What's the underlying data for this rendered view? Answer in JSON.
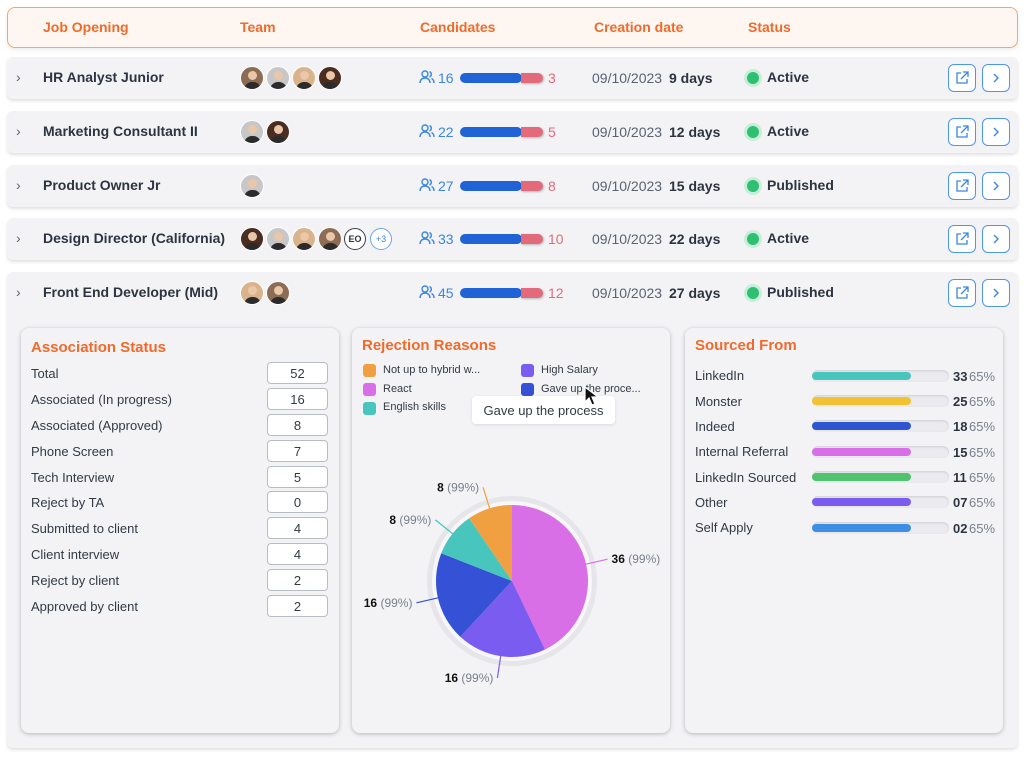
{
  "header": {
    "job_opening": "Job Opening",
    "team": "Team",
    "candidates": "Candidates",
    "creation_date": "Creation date",
    "status": "Status"
  },
  "rows": [
    {
      "title": "HR Analyst Junior",
      "candidates": "16",
      "rejected": "3",
      "date": "09/10/2023",
      "days": "9 days",
      "status": "Active"
    },
    {
      "title": "Marketing Consultant II",
      "candidates": "22",
      "rejected": "5",
      "date": "09/10/2023",
      "days": "12 days",
      "status": "Active"
    },
    {
      "title": "Product Owner Jr",
      "candidates": "27",
      "rejected": "8",
      "date": "09/10/2023",
      "days": "15 days",
      "status": "Published"
    },
    {
      "title": "Design Director (California)",
      "candidates": "33",
      "rejected": "10",
      "date": "09/10/2023",
      "days": "22 days",
      "status": "Active",
      "initials": "EO",
      "more": "+3"
    },
    {
      "title": "Front End Developer  (Mid)",
      "candidates": "45",
      "rejected": "12",
      "date": "09/10/2023",
      "days": "27 days",
      "status": "Published"
    }
  ],
  "association": {
    "title": "Association Status",
    "items": [
      {
        "label": "Total",
        "value": "52"
      },
      {
        "label": "Associated  (In progress)",
        "value": "16"
      },
      {
        "label": "Associated (Approved)",
        "value": "8"
      },
      {
        "label": "Phone Screen",
        "value": "7"
      },
      {
        "label": "Tech Interview",
        "value": "5"
      },
      {
        "label": "Reject by TA",
        "value": "0"
      },
      {
        "label": "Submitted to client",
        "value": "4"
      },
      {
        "label": "Client interview",
        "value": "4"
      },
      {
        "label": "Reject by client",
        "value": "2"
      },
      {
        "label": "Approved by client",
        "value": "2"
      }
    ]
  },
  "rejection": {
    "title": "Rejection Reasons",
    "legend": [
      {
        "label": "Not up to hybrid w...",
        "color": "#f0a040"
      },
      {
        "label": "High Salary",
        "color": "#7b5cf0"
      },
      {
        "label": "React",
        "color": "#d96fe6"
      },
      {
        "label": "Gave up the proce...",
        "color": "#3552d6"
      },
      {
        "label": "English skills",
        "color": "#48c6bd"
      }
    ],
    "tooltip": "Gave up the process"
  },
  "chart_data": {
    "type": "pie",
    "title": "Rejection Reasons",
    "slices": [
      {
        "label": "React",
        "value": 36,
        "pct_label": "(99%)",
        "color": "#d96fe6"
      },
      {
        "label": "High Salary",
        "value": 16,
        "pct_label": "(99%)",
        "color": "#7b5cf0"
      },
      {
        "label": "Gave up the process",
        "value": 16,
        "pct_label": "(99%)",
        "color": "#3552d6"
      },
      {
        "label": "English skills",
        "value": 8,
        "pct_label": "(99%)",
        "color": "#48c6bd"
      },
      {
        "label": "Not up to hybrid work",
        "value": 8,
        "pct_label": "(99%)",
        "color": "#f0a040"
      }
    ]
  },
  "sourced": {
    "title": "Sourced From",
    "items": [
      {
        "label": "LinkedIn",
        "num": "33",
        "pct": "65%",
        "fill": 0.72,
        "color": "#48c6bd"
      },
      {
        "label": "Monster",
        "num": "25",
        "pct": "65%",
        "fill": 0.72,
        "color": "#f2c232"
      },
      {
        "label": "Indeed",
        "num": "18",
        "pct": "65%",
        "fill": 0.72,
        "color": "#2f56d2"
      },
      {
        "label": "Internal Referral",
        "num": "15",
        "pct": "65%",
        "fill": 0.72,
        "color": "#d96fe6"
      },
      {
        "label": "LinkedIn Sourced",
        "num": "11",
        "pct": "65%",
        "fill": 0.72,
        "color": "#4fc36e"
      },
      {
        "label": "Other",
        "num": "07",
        "pct": "65%",
        "fill": 0.72,
        "color": "#7b5cf0"
      },
      {
        "label": "Self Apply",
        "num": "02",
        "pct": "65%",
        "fill": 0.72,
        "color": "#3d8fe6"
      }
    ]
  }
}
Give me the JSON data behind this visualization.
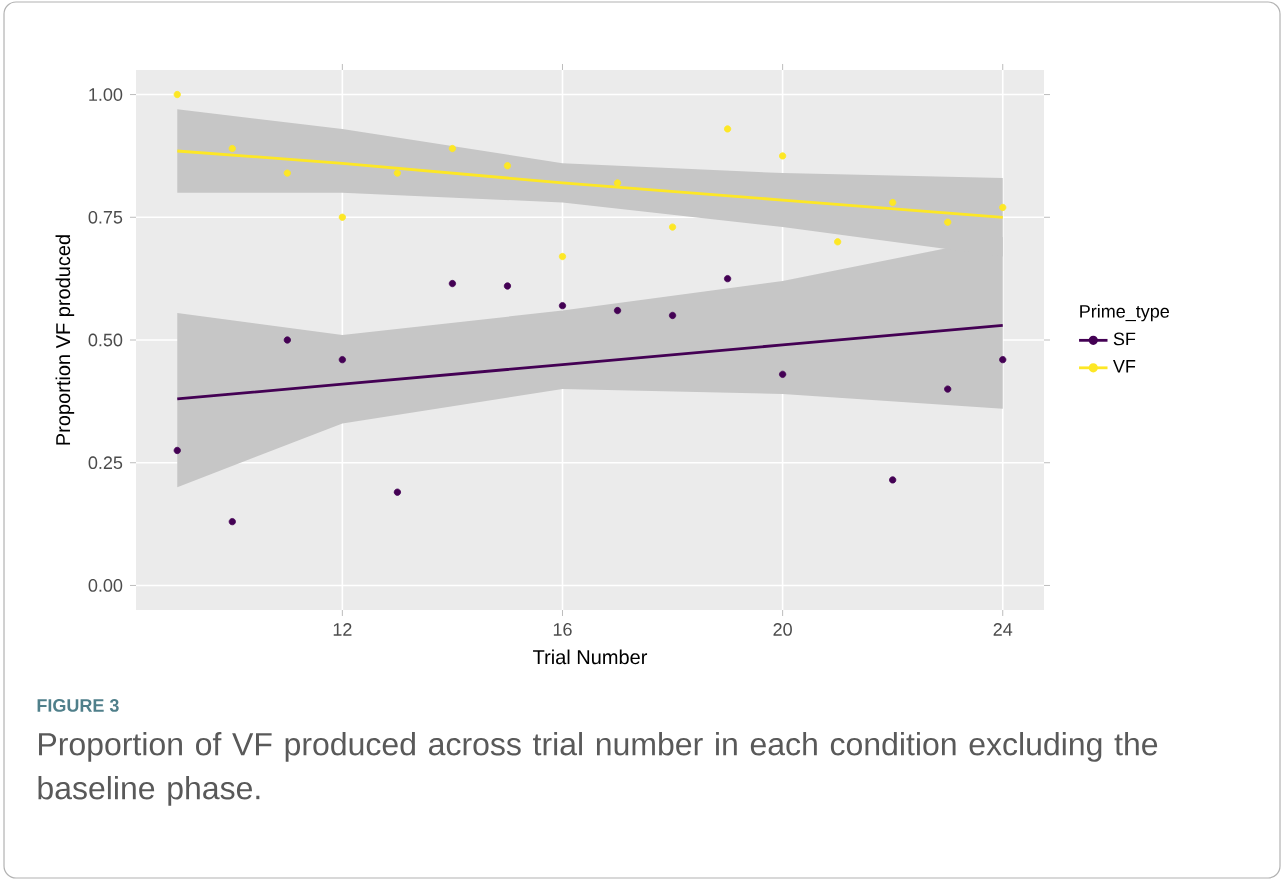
{
  "chart_data": {
    "type": "scatter",
    "xlabel": "Trial Number",
    "ylabel": "Proportion VF produced",
    "legend_title": "Prime_type",
    "annotations": [
      "FIGURE 3",
      "Proportion of VF produced across trial number in each condition excluding the baseline phase."
    ],
    "xlim": [
      8.25,
      24.75
    ],
    "ylim": [
      -0.05,
      1.05
    ],
    "xticks": [
      12,
      16,
      20,
      24
    ],
    "yticks": [
      {
        "value": 0,
        "label": "0.00"
      },
      {
        "value": 0.25,
        "label": "0.25"
      },
      {
        "value": 0.5,
        "label": "0.50"
      },
      {
        "value": 0.75,
        "label": "0.75"
      },
      {
        "value": 1,
        "label": "1.00"
      }
    ],
    "grid": true,
    "legend": "right",
    "series": [
      {
        "type": "line",
        "name": "SF",
        "color": "#440154",
        "marker": "none",
        "x": [
          9,
          12,
          16,
          20,
          24
        ],
        "values": [
          0.38,
          0.41,
          0.45,
          0.49,
          0.53
        ],
        "lower": [
          0.2,
          0.33,
          0.4,
          0.39,
          0.36
        ],
        "upper": [
          0.555,
          0.51,
          0.56,
          0.62,
          0.71
        ]
      },
      {
        "type": "line",
        "name": "VF",
        "color": "#fde725",
        "marker": "none",
        "x": [
          9,
          12,
          16,
          20,
          24
        ],
        "values": [
          0.885,
          0.86,
          0.82,
          0.785,
          0.75
        ],
        "lower": [
          0.8,
          0.8,
          0.78,
          0.73,
          0.67
        ],
        "upper": [
          0.97,
          0.93,
          0.86,
          0.84,
          0.83
        ]
      },
      {
        "type": "scatter",
        "color": "#440154",
        "marker": "circle",
        "x": [
          9,
          10,
          11,
          12,
          13,
          14,
          15,
          16,
          17,
          18,
          19,
          20,
          22,
          23,
          24
        ],
        "values": [
          0.275,
          0.13,
          0.5,
          0.46,
          0.19,
          0.615,
          0.61,
          0.57,
          0.56,
          0.55,
          0.625,
          0.43,
          0.215,
          0.4,
          0.46
        ]
      },
      {
        "type": "scatter",
        "color": "#fde725",
        "marker": "circle",
        "x": [
          9,
          10,
          11,
          12,
          13,
          14,
          15,
          16,
          17,
          18,
          19,
          20,
          21,
          22,
          23,
          24
        ],
        "values": [
          1.0,
          0.89,
          0.84,
          0.75,
          0.84,
          0.89,
          0.855,
          0.67,
          0.82,
          0.73,
          0.93,
          0.875,
          0.7,
          0.78,
          0.74,
          0.77
        ]
      }
    ]
  }
}
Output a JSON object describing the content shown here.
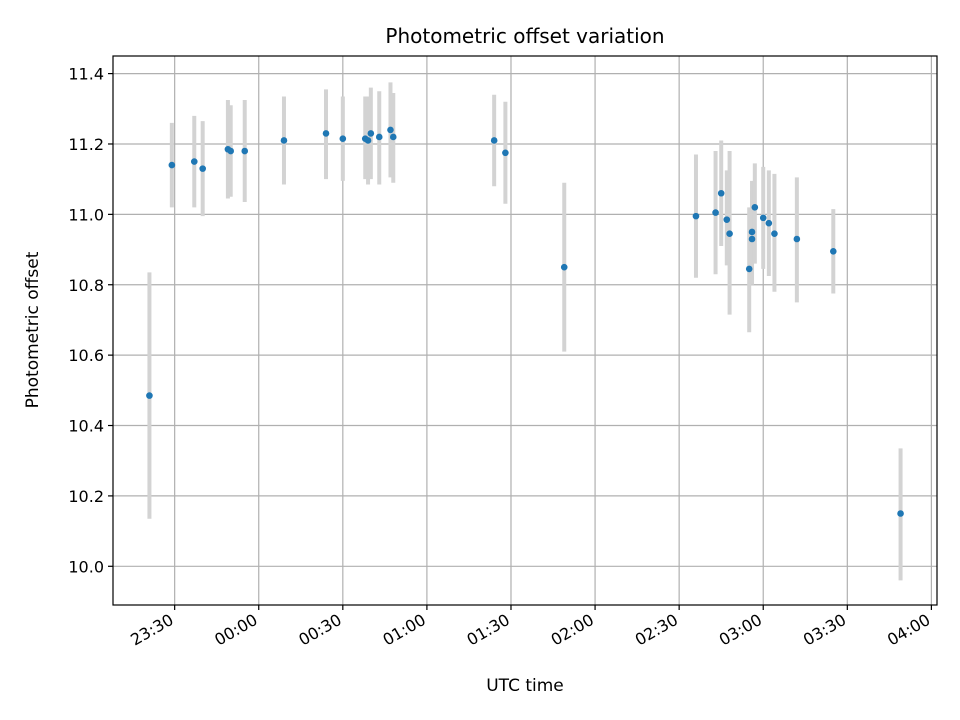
{
  "chart_data": {
    "type": "scatter",
    "title": "Photometric offset variation",
    "xlabel": "UTC time",
    "ylabel": "Photometric offset",
    "xlim": [
      "23:08",
      "04:02"
    ],
    "ylim": [
      9.89,
      11.45
    ],
    "x_ticks": [
      "23:30",
      "00:00",
      "00:30",
      "01:00",
      "01:30",
      "02:00",
      "02:30",
      "03:00",
      "03:30",
      "04:00"
    ],
    "y_ticks": [
      "10.0",
      "10.2",
      "10.4",
      "10.6",
      "10.8",
      "11.0",
      "11.2",
      "11.4"
    ],
    "grid": true,
    "colors": {
      "point": "#1f77b4",
      "errorbar": "#d3d3d3",
      "grid": "#b0b0b0",
      "axis": "#000000"
    },
    "points": [
      {
        "x": "23:21",
        "y": 10.485,
        "lo": 10.135,
        "hi": 10.835
      },
      {
        "x": "23:29",
        "y": 11.14,
        "lo": 11.02,
        "hi": 11.26
      },
      {
        "x": "23:37",
        "y": 11.15,
        "lo": 11.02,
        "hi": 11.28
      },
      {
        "x": "23:40",
        "y": 11.13,
        "lo": 10.995,
        "hi": 11.265
      },
      {
        "x": "23:49",
        "y": 11.185,
        "lo": 11.045,
        "hi": 11.325
      },
      {
        "x": "23:50",
        "y": 11.18,
        "lo": 11.05,
        "hi": 11.31
      },
      {
        "x": "23:55",
        "y": 11.18,
        "lo": 11.035,
        "hi": 11.325
      },
      {
        "x": "00:09",
        "y": 11.21,
        "lo": 11.085,
        "hi": 11.335
      },
      {
        "x": "00:24",
        "y": 11.23,
        "lo": 11.1,
        "hi": 11.355
      },
      {
        "x": "00:30",
        "y": 11.215,
        "lo": 11.095,
        "hi": 11.335
      },
      {
        "x": "00:38",
        "y": 11.215,
        "lo": 11.1,
        "hi": 11.335
      },
      {
        "x": "00:39",
        "y": 11.21,
        "lo": 11.085,
        "hi": 11.335
      },
      {
        "x": "00:40",
        "y": 11.23,
        "lo": 11.1,
        "hi": 11.36
      },
      {
        "x": "00:43",
        "y": 11.22,
        "lo": 11.085,
        "hi": 11.35
      },
      {
        "x": "00:47",
        "y": 11.24,
        "lo": 11.105,
        "hi": 11.375
      },
      {
        "x": "00:48",
        "y": 11.22,
        "lo": 11.09,
        "hi": 11.345
      },
      {
        "x": "01:24",
        "y": 11.21,
        "lo": 11.08,
        "hi": 11.34
      },
      {
        "x": "01:28",
        "y": 11.175,
        "lo": 11.03,
        "hi": 11.32
      },
      {
        "x": "01:49",
        "y": 10.85,
        "lo": 10.61,
        "hi": 11.09
      },
      {
        "x": "02:36",
        "y": 10.995,
        "lo": 10.82,
        "hi": 11.17
      },
      {
        "x": "02:43",
        "y": 11.005,
        "lo": 10.83,
        "hi": 11.18
      },
      {
        "x": "02:45",
        "y": 11.06,
        "lo": 10.91,
        "hi": 11.21
      },
      {
        "x": "02:47",
        "y": 10.985,
        "lo": 10.855,
        "hi": 11.125
      },
      {
        "x": "02:48",
        "y": 10.945,
        "lo": 10.715,
        "hi": 11.18
      },
      {
        "x": "02:55",
        "y": 10.845,
        "lo": 10.665,
        "hi": 11.02
      },
      {
        "x": "02:56",
        "y": 10.93,
        "lo": 10.8,
        "hi": 11.065
      },
      {
        "x": "02:56",
        "y": 10.95,
        "lo": 10.815,
        "hi": 11.095
      },
      {
        "x": "02:57",
        "y": 11.02,
        "lo": 10.86,
        "hi": 11.145
      },
      {
        "x": "03:00",
        "y": 10.99,
        "lo": 10.845,
        "hi": 11.135
      },
      {
        "x": "03:02",
        "y": 10.975,
        "lo": 10.825,
        "hi": 11.125
      },
      {
        "x": "03:04",
        "y": 10.945,
        "lo": 10.78,
        "hi": 11.115
      },
      {
        "x": "03:12",
        "y": 10.93,
        "lo": 10.75,
        "hi": 11.105
      },
      {
        "x": "03:25",
        "y": 10.895,
        "lo": 10.775,
        "hi": 11.015
      },
      {
        "x": "03:49",
        "y": 10.15,
        "lo": 9.96,
        "hi": 10.335
      }
    ]
  }
}
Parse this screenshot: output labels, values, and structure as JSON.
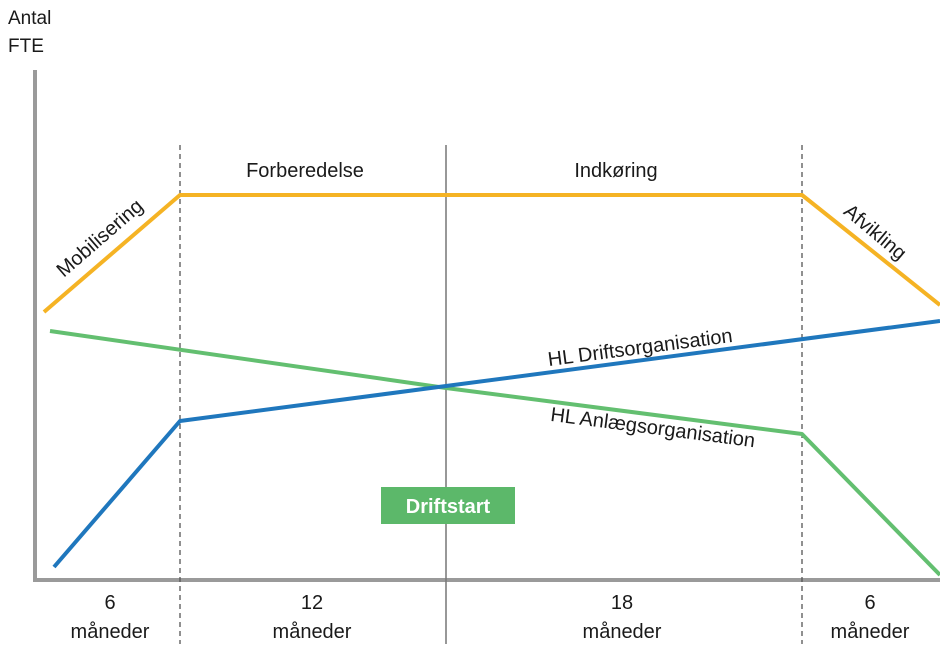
:::
■ **Given instruction**
Your task is to list each line of the records with the word "days".

■ **Reply to the task**
      "days": "9 days",
      "days": "12 days",
      "days": "15 days",
      "days": "22 days",
      "days": "27 days",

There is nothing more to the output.